#### Instructions for the task:
Find the word "have" in the listing; pull out each line holding it.

╭─ Excerpted data

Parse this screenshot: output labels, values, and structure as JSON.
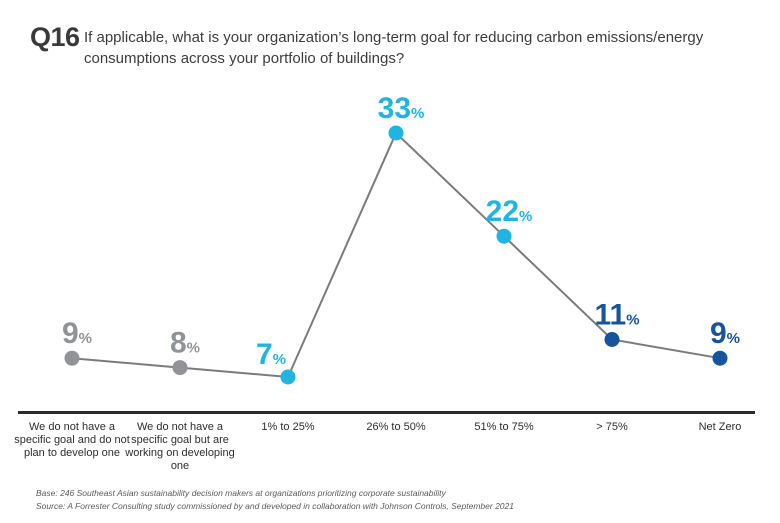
{
  "header": {
    "question_number": "Q16",
    "question_text": "If applicable, what is your organization’s long-term goal for reducing carbon emissions/energy consumptions across your portfolio of buildings?"
  },
  "colors": {
    "gray": "#919396",
    "light_blue": "#1FB4E2",
    "dark_blue": "#17549C",
    "line": "#7B7B7B",
    "axis": "#2B2B2B"
  },
  "chart_data": {
    "type": "line",
    "title": "",
    "xlabel": "",
    "ylabel": "",
    "categories": [
      "We do not have a specific goal and do not plan to develop one",
      "We do not have a specific goal but are working on developing one",
      "1% to 25%",
      "26% to 50%",
      "51% to 75%",
      "> 75%",
      "Net Zero"
    ],
    "values": [
      9,
      8,
      7,
      33,
      22,
      11,
      9
    ],
    "unit": "%",
    "point_colors": [
      "gray",
      "gray",
      "light_blue",
      "light_blue",
      "light_blue",
      "dark_blue",
      "dark_blue"
    ],
    "ylim": [
      0,
      35
    ],
    "grid": false,
    "legend": "none"
  },
  "footer": {
    "base": "Base: 246 Southeast Asian sustainability decision makers at organizations prioritizing corporate sustainability",
    "source": "Source: A Forrester Consulting study commissioned by and developed in collaboration with Johnson Controls, September 2021"
  }
}
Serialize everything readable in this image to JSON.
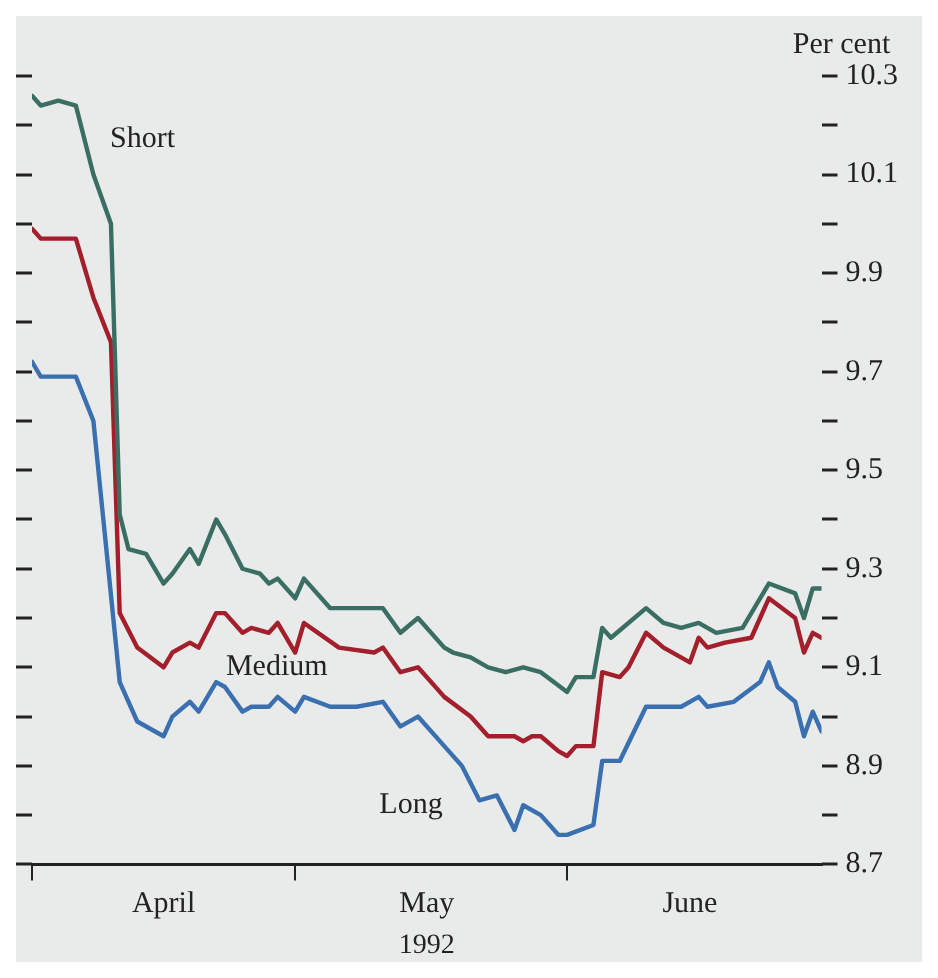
{
  "chart_data": {
    "type": "line",
    "xlabel": "1992",
    "ylabel": "Per cent",
    "xlim": [
      "1992-04-01",
      "1992-06-30"
    ],
    "xticks": [
      {
        "value": "1992-04-01",
        "label": null
      },
      {
        "value": "1992-04-16",
        "label": "April"
      },
      {
        "value": "1992-05-01",
        "label": null
      },
      {
        "value": "1992-05-16",
        "label": "May"
      },
      {
        "value": "1992-06-01",
        "label": null
      },
      {
        "value": "1992-06-15",
        "label": "June"
      }
    ],
    "ylim": [
      8.7,
      10.3
    ],
    "yticks": [
      8.7,
      {
        "value": 8.8,
        "label": null
      },
      8.9,
      {
        "value": 9.0,
        "label": null
      },
      9.1,
      {
        "value": 9.2,
        "label": null
      },
      9.3,
      {
        "value": 9.4,
        "label": null
      },
      9.5,
      {
        "value": 9.6,
        "label": null
      },
      9.7,
      {
        "value": 9.8,
        "label": null
      },
      9.9,
      {
        "value": 10.0,
        "label": null
      },
      10.1,
      {
        "value": 10.2,
        "label": null
      },
      10.3
    ],
    "line_style": "solid",
    "marker": "none",
    "series": [
      {
        "name": "Short",
        "color": "#3b6e63",
        "x": [
          "1992-04-01",
          "1992-04-02",
          "1992-04-04",
          "1992-04-06",
          "1992-04-08",
          "1992-04-10",
          "1992-04-11",
          "1992-04-12",
          "1992-04-14",
          "1992-04-16",
          "1992-04-17",
          "1992-04-19",
          "1992-04-20",
          "1992-04-22",
          "1992-04-23",
          "1992-04-25",
          "1992-04-27",
          "1992-04-28",
          "1992-04-29",
          "1992-05-01",
          "1992-05-02",
          "1992-05-05",
          "1992-05-11",
          "1992-05-13",
          "1992-05-15",
          "1992-05-18",
          "1992-05-19",
          "1992-05-21",
          "1992-05-23",
          "1992-05-25",
          "1992-05-27",
          "1992-05-29",
          "1992-06-01",
          "1992-06-02",
          "1992-06-04",
          "1992-06-05",
          "1992-06-06",
          "1992-06-10",
          "1992-06-12",
          "1992-06-14",
          "1992-06-16",
          "1992-06-18",
          "1992-06-21",
          "1992-06-24",
          "1992-06-27",
          "1992-06-28",
          "1992-06-29",
          "1992-06-30"
        ],
        "values": [
          10.26,
          10.24,
          10.25,
          10.24,
          10.1,
          10.0,
          9.41,
          9.34,
          9.33,
          9.27,
          9.29,
          9.34,
          9.31,
          9.4,
          9.37,
          9.3,
          9.29,
          9.27,
          9.28,
          9.24,
          9.28,
          9.22,
          9.22,
          9.17,
          9.2,
          9.14,
          9.13,
          9.12,
          9.1,
          9.09,
          9.1,
          9.09,
          9.05,
          9.08,
          9.08,
          9.18,
          9.16,
          9.22,
          9.19,
          9.18,
          9.19,
          9.17,
          9.18,
          9.27,
          9.25,
          9.2,
          9.26,
          9.26
        ]
      },
      {
        "name": "Medium",
        "color": "#a31f2b",
        "x": [
          "1992-04-01",
          "1992-04-02",
          "1992-04-06",
          "1992-04-08",
          "1992-04-10",
          "1992-04-11",
          "1992-04-13",
          "1992-04-16",
          "1992-04-17",
          "1992-04-19",
          "1992-04-20",
          "1992-04-22",
          "1992-04-23",
          "1992-04-25",
          "1992-04-26",
          "1992-04-28",
          "1992-04-29",
          "1992-05-01",
          "1992-05-02",
          "1992-05-06",
          "1992-05-10",
          "1992-05-11",
          "1992-05-13",
          "1992-05-15",
          "1992-05-18",
          "1992-05-21",
          "1992-05-23",
          "1992-05-24",
          "1992-05-26",
          "1992-05-27",
          "1992-05-28",
          "1992-05-29",
          "1992-05-31",
          "1992-06-01",
          "1992-06-02",
          "1992-06-04",
          "1992-06-05",
          "1992-06-07",
          "1992-06-08",
          "1992-06-10",
          "1992-06-12",
          "1992-06-15",
          "1992-06-16",
          "1992-06-17",
          "1992-06-19",
          "1992-06-22",
          "1992-06-24",
          "1992-06-27",
          "1992-06-28",
          "1992-06-29",
          "1992-06-30"
        ],
        "values": [
          9.99,
          9.97,
          9.97,
          9.85,
          9.76,
          9.21,
          9.14,
          9.1,
          9.13,
          9.15,
          9.14,
          9.21,
          9.21,
          9.17,
          9.18,
          9.17,
          9.19,
          9.13,
          9.19,
          9.14,
          9.13,
          9.14,
          9.09,
          9.1,
          9.04,
          9.0,
          8.96,
          8.96,
          8.96,
          8.95,
          8.96,
          8.96,
          8.93,
          8.92,
          8.94,
          8.94,
          9.09,
          9.08,
          9.1,
          9.17,
          9.14,
          9.11,
          9.16,
          9.14,
          9.15,
          9.16,
          9.24,
          9.2,
          9.13,
          9.17,
          9.16
        ]
      },
      {
        "name": "Long",
        "color": "#3a6fb0",
        "x": [
          "1992-04-01",
          "1992-04-02",
          "1992-04-06",
          "1992-04-08",
          "1992-04-11",
          "1992-04-13",
          "1992-04-16",
          "1992-04-17",
          "1992-04-19",
          "1992-04-20",
          "1992-04-22",
          "1992-04-23",
          "1992-04-25",
          "1992-04-26",
          "1992-04-28",
          "1992-04-29",
          "1992-05-01",
          "1992-05-02",
          "1992-05-05",
          "1992-05-08",
          "1992-05-11",
          "1992-05-13",
          "1992-05-15",
          "1992-05-18",
          "1992-05-20",
          "1992-05-22",
          "1992-05-24",
          "1992-05-26",
          "1992-05-27",
          "1992-05-29",
          "1992-05-31",
          "1992-06-01",
          "1992-06-04",
          "1992-06-05",
          "1992-06-07",
          "1992-06-10",
          "1992-06-14",
          "1992-06-16",
          "1992-06-17",
          "1992-06-20",
          "1992-06-23",
          "1992-06-24",
          "1992-06-25",
          "1992-06-27",
          "1992-06-28",
          "1992-06-29",
          "1992-06-30"
        ],
        "values": [
          9.72,
          9.69,
          9.69,
          9.6,
          9.07,
          8.99,
          8.96,
          9.0,
          9.03,
          9.01,
          9.07,
          9.06,
          9.01,
          9.02,
          9.02,
          9.04,
          9.01,
          9.04,
          9.02,
          9.02,
          9.03,
          8.98,
          9.0,
          8.94,
          8.9,
          8.83,
          8.84,
          8.77,
          8.82,
          8.8,
          8.76,
          8.76,
          8.78,
          8.91,
          8.91,
          9.02,
          9.02,
          9.04,
          9.02,
          9.03,
          9.07,
          9.11,
          9.06,
          9.03,
          8.96,
          9.01,
          8.97
        ]
      }
    ]
  }
}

╰─

#### Task response:
      "We do not have a specific goal and do not plan to develop one",
      "We do not have a specific goal but are working on developing one",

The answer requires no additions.